What needs to be done — Which lines have the string "原価コード"? Copy all of them from the entries below.

-- start of Provided records --

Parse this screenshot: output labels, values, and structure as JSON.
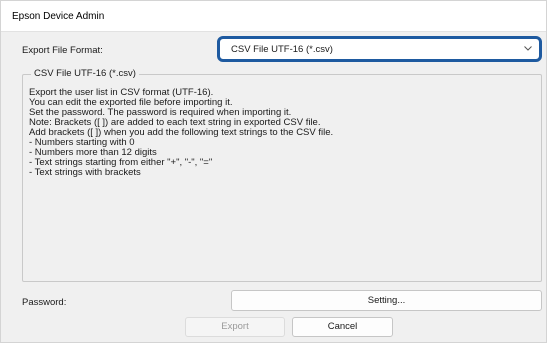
{
  "window": {
    "title": "Epson Device Admin"
  },
  "export_format": {
    "label": "Export File Format:",
    "selected": "CSV File UTF-16 (*.csv)",
    "accent_color": "#1e5aa0",
    "icon": "chevron-down-icon"
  },
  "group": {
    "title": "CSV File UTF-16 (*.csv)",
    "lines": [
      "Export the user list in CSV format (UTF-16).",
      "You can edit the exported file before importing it.",
      "Set the password. The password is required when importing it.",
      "Note: Brackets ([ ]) are added to each text string in exported CSV file.",
      "Add brackets ([ ]) when you add the following text strings to the CSV file.",
      "- Numbers starting with 0",
      "- Numbers more than 12 digits",
      "- Text strings starting from either \"+\", \"-\", \"=\"",
      "- Text strings with brackets"
    ]
  },
  "password": {
    "label": "Password:",
    "setting_button": "Setting..."
  },
  "buttons": {
    "export": "Export",
    "cancel": "Cancel"
  }
}
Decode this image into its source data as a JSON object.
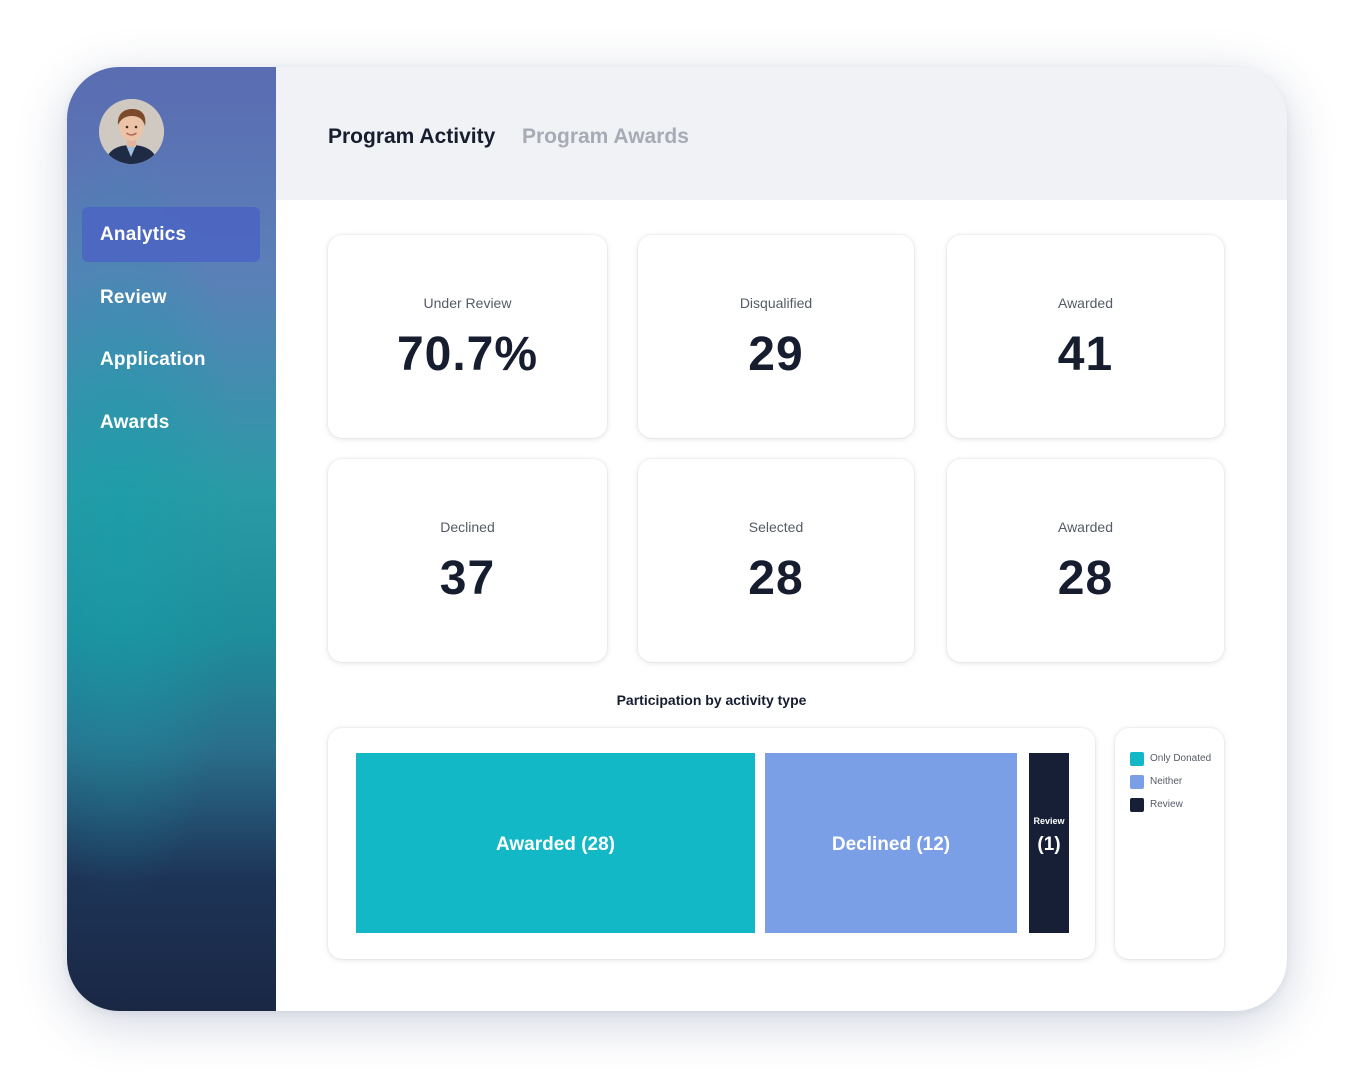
{
  "tabs": {
    "activity": "Program Activity",
    "awards": "Program Awards"
  },
  "sidebar": {
    "items": [
      {
        "label": "Analytics",
        "active": true
      },
      {
        "label": "Review",
        "active": false
      },
      {
        "label": "Application",
        "active": false
      },
      {
        "label": "Awards",
        "active": false
      }
    ]
  },
  "stats": [
    {
      "label": "Under Review",
      "value": "70.7%"
    },
    {
      "label": "Disqualified",
      "value": "29"
    },
    {
      "label": "Awarded",
      "value": "41"
    },
    {
      "label": "Declined",
      "value": "37"
    },
    {
      "label": "Selected",
      "value": "28"
    },
    {
      "label": "Awarded",
      "value": "28"
    }
  ],
  "chart_title": "Participation by activity type",
  "chart_data": {
    "type": "treemap",
    "title": "Participation by activity type",
    "segments": [
      {
        "label": "Awarded (28)",
        "value": 28,
        "color": "#12b8c6"
      },
      {
        "label": "Declined (12)",
        "value": 12,
        "color": "#7b9fe6"
      },
      {
        "label_top": "Review",
        "label_bottom": "(1)",
        "value": 1,
        "color": "#161f35"
      }
    ],
    "legend_placement": "right",
    "legend": [
      {
        "label": "Only Donated",
        "color": "#12b8c6"
      },
      {
        "label": "Neither",
        "color": "#7b9fe6"
      },
      {
        "label": "Review",
        "color": "#161f35"
      }
    ]
  },
  "colors": {
    "accent": "#12b8c6",
    "secondary": "#7b9fe6",
    "dark": "#161f35",
    "active_nav": "#4b64c3"
  }
}
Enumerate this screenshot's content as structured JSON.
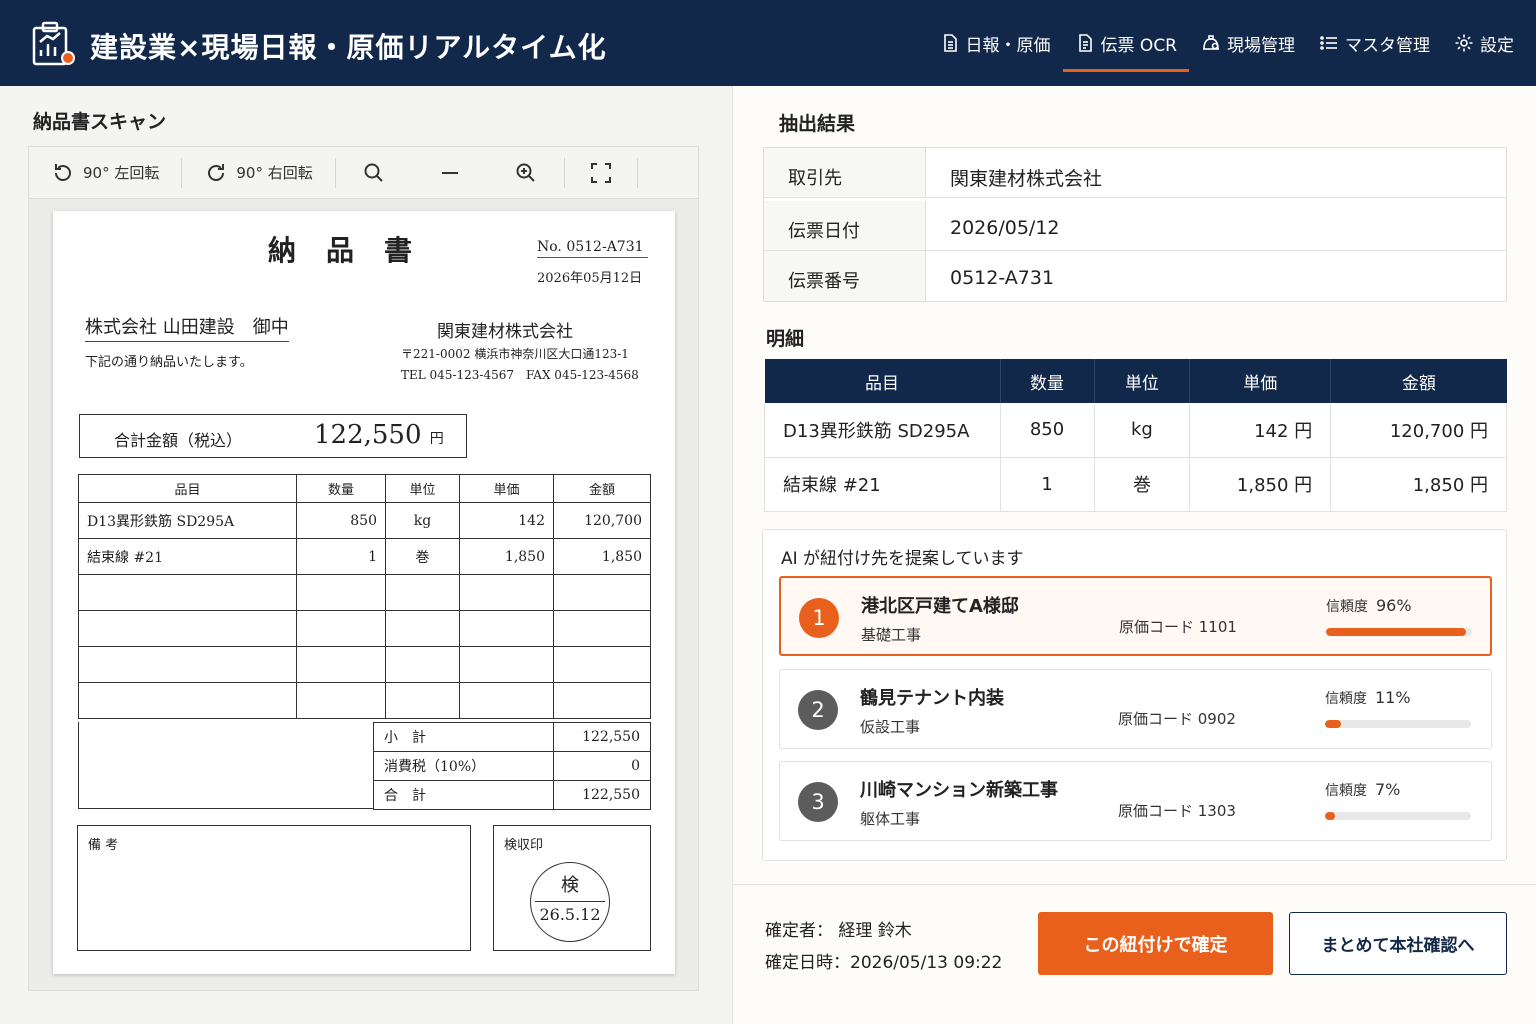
{
  "app": {
    "title": "建設業×現場日報・原価リアルタイム化",
    "accent": "#e8601c",
    "navy": "#12284a"
  },
  "nav": [
    {
      "label": "日報・原価",
      "icon": "document-icon"
    },
    {
      "label": "伝票 OCR",
      "icon": "receipt-icon",
      "active": true
    },
    {
      "label": "現場管理",
      "icon": "site-icon"
    },
    {
      "label": "マスタ管理",
      "icon": "list-icon"
    },
    {
      "label": "設定",
      "icon": "gear-icon"
    }
  ],
  "scan": {
    "title": "納品書スキャン",
    "toolbar": {
      "rotate_left": "90° 左回転",
      "rotate_right": "90° 右回転"
    },
    "doc": {
      "title": "納品書",
      "no": "No. 0512-A731",
      "date": "2026年05月12日",
      "customer": "株式会社 山田建設　御中",
      "greeting": "下記の通り納品いたします。",
      "supplier": "関東建材株式会社",
      "address": "〒221-0002 横浜市神奈川区大口通123-1",
      "tel": "TEL 045-123-4567　FAX 045-123-4568",
      "total_label": "合計金額（税込）",
      "total_value": "122,550",
      "total_unit": "円",
      "headers": [
        "品目",
        "数量",
        "単位",
        "単価",
        "金額"
      ],
      "rows": [
        [
          "D13異形鉄筋 SD295A",
          "850",
          "kg",
          "142",
          "120,700"
        ],
        [
          "結束線 #21",
          "1",
          "巻",
          "1,850",
          "1,850"
        ]
      ],
      "subtotal_label": "小　計",
      "subtotal": "122,550",
      "tax_label": "消費税（10%）",
      "tax": "0",
      "grand_label": "合　計",
      "grand": "122,550",
      "remarks_label": "備 考",
      "stamp_label": "検収印",
      "stamp_top": "検",
      "stamp_date": "26.5.12"
    }
  },
  "result": {
    "title": "抽出結果",
    "fields": [
      {
        "key": "取引先",
        "value": "関東建材株式会社"
      },
      {
        "key": "伝票日付",
        "value": "2026/05/12"
      },
      {
        "key": "伝票番号",
        "value": "0512-A731"
      }
    ],
    "detail_title": "明細",
    "headers": [
      "品目",
      "数量",
      "単位",
      "単価",
      "金額"
    ],
    "rows": [
      [
        "D13異形鉄筋 SD295A",
        "850",
        "kg",
        "142 円",
        "120,700 円"
      ],
      [
        "結束線 #21",
        "1",
        "巻",
        "1,850 円",
        "1,850 円"
      ]
    ]
  },
  "ai": {
    "title": "AI が紐付け先を提案しています",
    "conf_label": "信頼度",
    "suggestions": [
      {
        "rank": "1",
        "name": "港北区戸建てA様邸",
        "sub": "基礎工事",
        "code": "原価コード 1101",
        "conf": "96%",
        "conf_value": 96
      },
      {
        "rank": "2",
        "name": "鶴見テナント内装",
        "sub": "仮設工事",
        "code": "原価コード 0902",
        "conf": "11%",
        "conf_value": 11
      },
      {
        "rank": "3",
        "name": "川崎マンション新築工事",
        "sub": "躯体工事",
        "code": "原価コード 1303",
        "conf": "7%",
        "conf_value": 7
      }
    ]
  },
  "footer": {
    "approver": "確定者：  経理 鈴木",
    "approved_at": "確定日時：2026/05/13 09:22",
    "confirm_button": "この紐付けで確定",
    "batch_button": "まとめて本社確認へ"
  }
}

-- end of Provided records --

Final result —
        "code": "原価コード 1101",
        "code": "原価コード 0902",
        "code": "原価コード 1303",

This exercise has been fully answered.